----- Text
Thus, not only are the transition probabilities identical, but they are also independent of θ_reciprocity. This is intuitively plausible, as neither newly created tie is reciprocated. For the SAOM, on the other hand, the transition probabilities are

p_{SAOM} (012 \to 021 C (a)) = \frac{1}{3} \times \frac{\exp (β_{den})}{\exp (0) + \exp (β_{den}) + \exp (β_{den})}

and

p_{SAOM} (012 \to 021 C (b)) = \frac{1}{3} \times \frac{\exp (β_{den})}{\exp (0) + \exp (β_{den}) + \exp (β_{den} + β_{rec})} .

Note that the transition probability to state 021C(b) includes a reciprocity parameter in the denominator. Consequently, if β_reciprocity > 0,

p_{SAOM} (012 \to 021 C (a)) > p_{SAOM} (012 \to 021 C (b)) .

Intuitively, this means that actor i is less likely to form a two path by connecting to actor h, because there is a more attractive alternative, namely, to reciprocate the tie to actor j. Actor h, on the other hand, does not have a more attractive alternative, thus is relatively more likely to create a two path by connecting to actor j. From this simple example, we can conclude that using a reciprocity effect in an SAOM implies additional dependence compared to the ERGM: The transition probabilities for all outgoing ties of an actor are dependent on all incoming ties. We can refer to this type of dependence as Markovian transition dependence.
----------
----- Source excerpt
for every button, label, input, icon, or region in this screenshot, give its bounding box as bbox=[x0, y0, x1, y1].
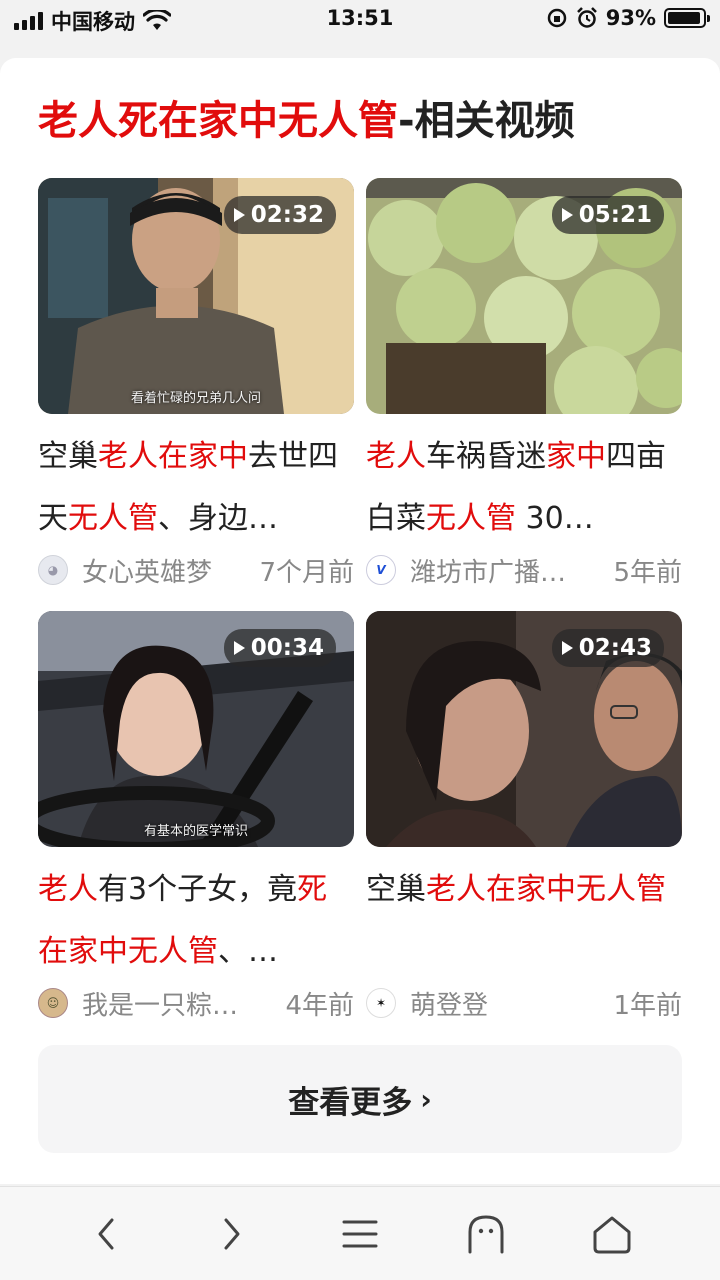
----------
### Goal
From the passage on SAOM transition probabilities, reproduce word for word the stretch that begins with "Intuitively, this means" and ends with "Markovian transition dependence.".

### Answer to the task
Intuitively, this means that actor i is less likely to form a two path by connecting to actor h, because there is a more attractive alternative, namely, to reciprocate the tie to actor j. Actor h, on the other hand, does not have a more attractive alternative, thus is relatively more likely to create a two path by connecting to actor j. From this simple example, we can conclude that using a reciprocity effect in an SAOM implies additional dependence compared to the ERGM: The transition probabilities for all outgoing ties of an actor are dependent on all incoming ties. We can refer to this type of dependence as Markovian transition dependence.